# TASK DIRECTIONS:
Go through the listing and pick out each line with the word "this" in it.

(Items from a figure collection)
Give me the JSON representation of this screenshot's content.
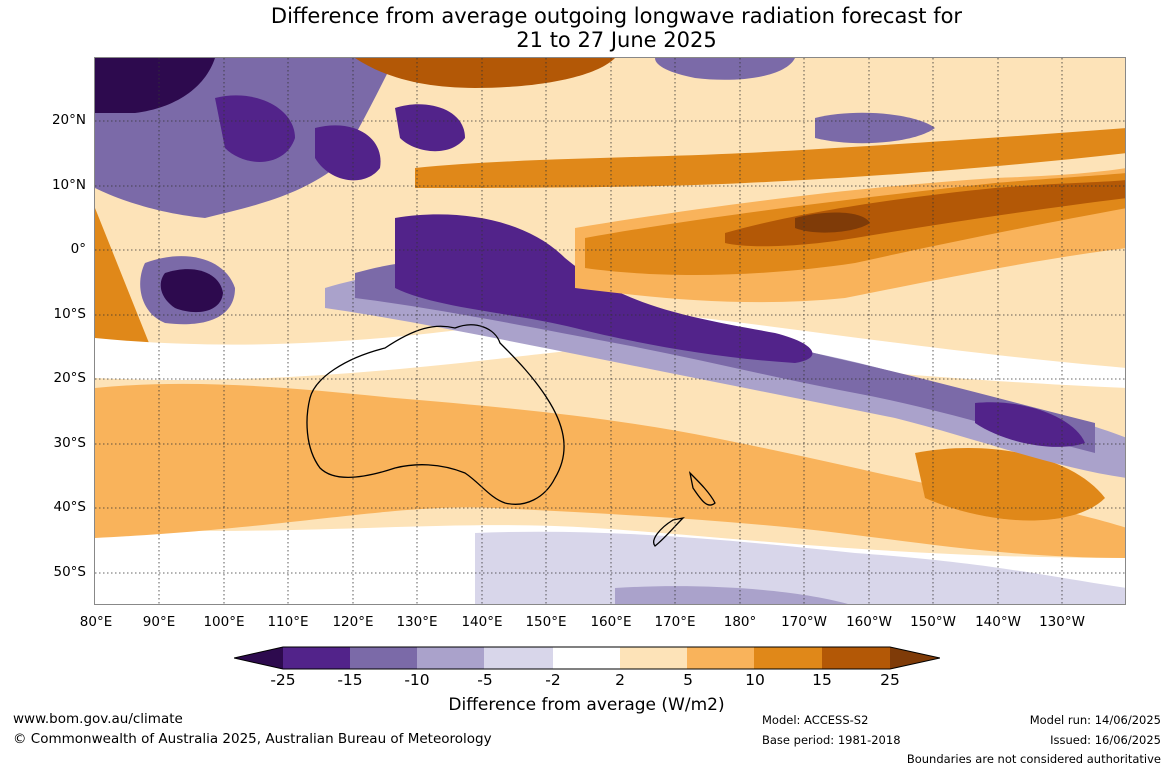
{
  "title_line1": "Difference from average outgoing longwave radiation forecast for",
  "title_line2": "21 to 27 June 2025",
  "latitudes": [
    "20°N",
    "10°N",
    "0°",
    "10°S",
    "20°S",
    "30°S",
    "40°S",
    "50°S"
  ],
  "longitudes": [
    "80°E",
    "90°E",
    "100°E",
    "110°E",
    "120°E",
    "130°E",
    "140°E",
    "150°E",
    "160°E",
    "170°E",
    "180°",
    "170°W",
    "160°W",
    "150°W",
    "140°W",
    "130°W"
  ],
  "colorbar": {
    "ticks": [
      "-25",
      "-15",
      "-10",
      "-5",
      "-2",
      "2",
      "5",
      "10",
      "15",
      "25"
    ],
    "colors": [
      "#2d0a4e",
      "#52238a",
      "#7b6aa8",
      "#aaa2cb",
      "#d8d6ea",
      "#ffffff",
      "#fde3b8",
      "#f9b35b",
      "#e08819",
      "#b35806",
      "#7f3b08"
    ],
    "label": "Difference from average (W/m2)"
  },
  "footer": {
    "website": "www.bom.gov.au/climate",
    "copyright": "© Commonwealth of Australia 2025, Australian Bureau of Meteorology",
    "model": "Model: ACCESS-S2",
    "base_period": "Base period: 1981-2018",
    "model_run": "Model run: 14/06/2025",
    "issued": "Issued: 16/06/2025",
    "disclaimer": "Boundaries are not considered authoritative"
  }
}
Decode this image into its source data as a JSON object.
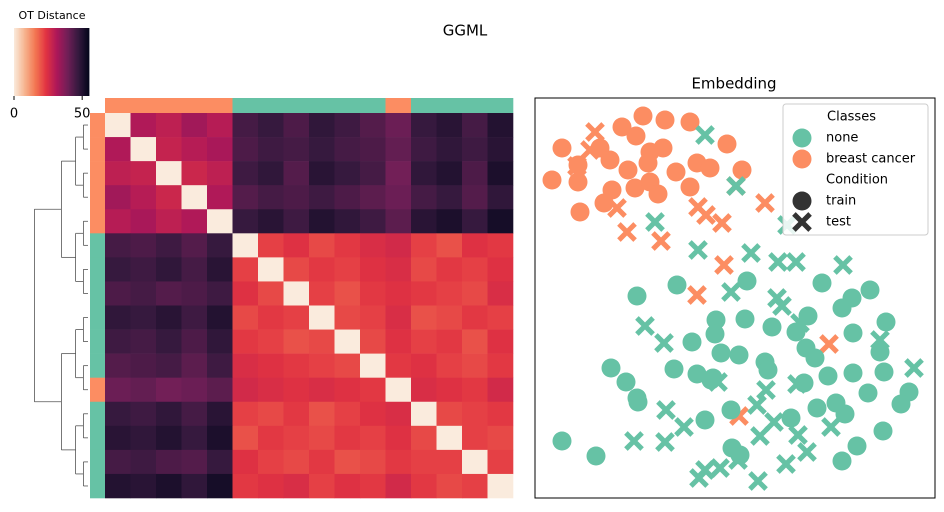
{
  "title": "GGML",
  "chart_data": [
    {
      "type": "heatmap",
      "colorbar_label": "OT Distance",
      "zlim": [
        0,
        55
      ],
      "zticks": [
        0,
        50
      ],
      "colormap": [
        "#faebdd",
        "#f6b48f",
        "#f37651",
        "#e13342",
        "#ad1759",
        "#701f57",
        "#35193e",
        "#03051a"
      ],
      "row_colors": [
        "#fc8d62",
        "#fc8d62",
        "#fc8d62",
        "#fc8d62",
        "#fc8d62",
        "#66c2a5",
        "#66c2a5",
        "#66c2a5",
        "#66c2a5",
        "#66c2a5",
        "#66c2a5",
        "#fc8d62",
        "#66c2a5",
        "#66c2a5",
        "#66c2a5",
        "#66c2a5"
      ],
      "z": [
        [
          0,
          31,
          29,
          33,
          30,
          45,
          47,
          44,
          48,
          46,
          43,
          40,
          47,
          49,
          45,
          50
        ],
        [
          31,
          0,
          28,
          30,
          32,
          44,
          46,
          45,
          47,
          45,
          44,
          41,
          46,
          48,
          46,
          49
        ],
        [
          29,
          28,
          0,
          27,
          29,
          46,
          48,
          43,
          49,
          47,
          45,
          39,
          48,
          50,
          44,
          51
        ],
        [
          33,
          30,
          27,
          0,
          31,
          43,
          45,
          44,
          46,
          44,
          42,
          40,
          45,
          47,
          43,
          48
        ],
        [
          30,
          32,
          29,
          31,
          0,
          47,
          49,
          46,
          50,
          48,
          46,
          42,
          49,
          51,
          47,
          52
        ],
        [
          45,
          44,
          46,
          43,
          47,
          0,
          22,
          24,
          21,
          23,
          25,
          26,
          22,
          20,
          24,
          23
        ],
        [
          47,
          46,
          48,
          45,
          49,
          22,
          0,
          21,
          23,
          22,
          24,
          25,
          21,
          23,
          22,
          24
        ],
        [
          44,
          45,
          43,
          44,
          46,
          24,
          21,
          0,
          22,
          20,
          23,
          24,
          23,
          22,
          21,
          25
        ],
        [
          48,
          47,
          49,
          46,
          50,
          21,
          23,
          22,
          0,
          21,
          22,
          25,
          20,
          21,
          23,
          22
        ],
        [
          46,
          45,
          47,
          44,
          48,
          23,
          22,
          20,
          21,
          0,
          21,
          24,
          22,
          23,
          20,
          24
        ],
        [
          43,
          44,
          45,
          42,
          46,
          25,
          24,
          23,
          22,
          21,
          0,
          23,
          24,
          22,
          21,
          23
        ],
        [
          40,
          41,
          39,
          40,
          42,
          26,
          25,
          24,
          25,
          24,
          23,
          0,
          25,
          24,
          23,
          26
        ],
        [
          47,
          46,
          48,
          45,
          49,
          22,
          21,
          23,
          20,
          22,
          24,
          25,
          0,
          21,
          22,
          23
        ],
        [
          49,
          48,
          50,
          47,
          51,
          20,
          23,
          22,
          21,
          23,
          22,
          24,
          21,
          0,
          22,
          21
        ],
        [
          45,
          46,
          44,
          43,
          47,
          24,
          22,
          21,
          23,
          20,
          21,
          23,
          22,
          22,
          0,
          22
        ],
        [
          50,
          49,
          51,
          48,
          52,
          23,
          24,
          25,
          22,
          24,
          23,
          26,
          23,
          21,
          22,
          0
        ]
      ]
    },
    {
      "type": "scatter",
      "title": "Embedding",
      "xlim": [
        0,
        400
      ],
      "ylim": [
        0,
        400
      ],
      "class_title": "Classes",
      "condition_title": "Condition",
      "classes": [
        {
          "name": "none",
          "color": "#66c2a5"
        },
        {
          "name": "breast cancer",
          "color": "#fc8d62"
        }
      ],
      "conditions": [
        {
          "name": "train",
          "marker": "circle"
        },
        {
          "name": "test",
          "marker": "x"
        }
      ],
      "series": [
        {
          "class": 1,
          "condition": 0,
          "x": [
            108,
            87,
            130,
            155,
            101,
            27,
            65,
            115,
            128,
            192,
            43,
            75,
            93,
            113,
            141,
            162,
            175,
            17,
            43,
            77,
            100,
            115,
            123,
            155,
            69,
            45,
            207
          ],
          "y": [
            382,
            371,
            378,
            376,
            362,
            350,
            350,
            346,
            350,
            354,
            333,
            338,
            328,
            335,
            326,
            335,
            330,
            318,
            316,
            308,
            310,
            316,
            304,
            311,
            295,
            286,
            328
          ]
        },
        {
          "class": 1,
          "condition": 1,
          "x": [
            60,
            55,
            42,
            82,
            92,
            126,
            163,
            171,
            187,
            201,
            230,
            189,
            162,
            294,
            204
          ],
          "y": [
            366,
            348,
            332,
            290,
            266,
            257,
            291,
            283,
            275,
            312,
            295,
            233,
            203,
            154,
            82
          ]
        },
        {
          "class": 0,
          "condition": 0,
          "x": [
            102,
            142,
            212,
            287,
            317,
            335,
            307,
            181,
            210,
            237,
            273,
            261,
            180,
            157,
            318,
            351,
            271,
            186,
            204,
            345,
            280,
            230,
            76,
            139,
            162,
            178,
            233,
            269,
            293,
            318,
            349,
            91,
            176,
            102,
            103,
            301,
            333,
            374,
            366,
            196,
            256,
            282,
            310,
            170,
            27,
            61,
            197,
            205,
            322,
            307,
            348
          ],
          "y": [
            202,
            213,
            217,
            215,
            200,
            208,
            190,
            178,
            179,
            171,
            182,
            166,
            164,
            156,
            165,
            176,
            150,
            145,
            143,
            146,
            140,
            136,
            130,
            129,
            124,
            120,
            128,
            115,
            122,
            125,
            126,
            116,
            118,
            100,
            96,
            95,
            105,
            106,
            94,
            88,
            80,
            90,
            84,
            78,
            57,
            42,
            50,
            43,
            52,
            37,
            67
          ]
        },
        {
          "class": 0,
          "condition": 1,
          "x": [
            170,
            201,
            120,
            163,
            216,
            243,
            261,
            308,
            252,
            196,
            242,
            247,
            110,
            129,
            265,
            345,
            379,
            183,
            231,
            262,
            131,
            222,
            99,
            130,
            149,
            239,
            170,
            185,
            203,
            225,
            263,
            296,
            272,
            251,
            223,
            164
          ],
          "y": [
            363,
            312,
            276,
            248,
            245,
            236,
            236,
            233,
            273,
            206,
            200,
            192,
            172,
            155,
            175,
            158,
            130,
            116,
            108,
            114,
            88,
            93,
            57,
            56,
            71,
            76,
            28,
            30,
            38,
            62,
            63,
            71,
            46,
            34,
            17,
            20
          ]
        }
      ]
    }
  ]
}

# THE REPLY:
Give me the JSON representation of this screenshot's content.
Decode this image into its source data as a JSON object.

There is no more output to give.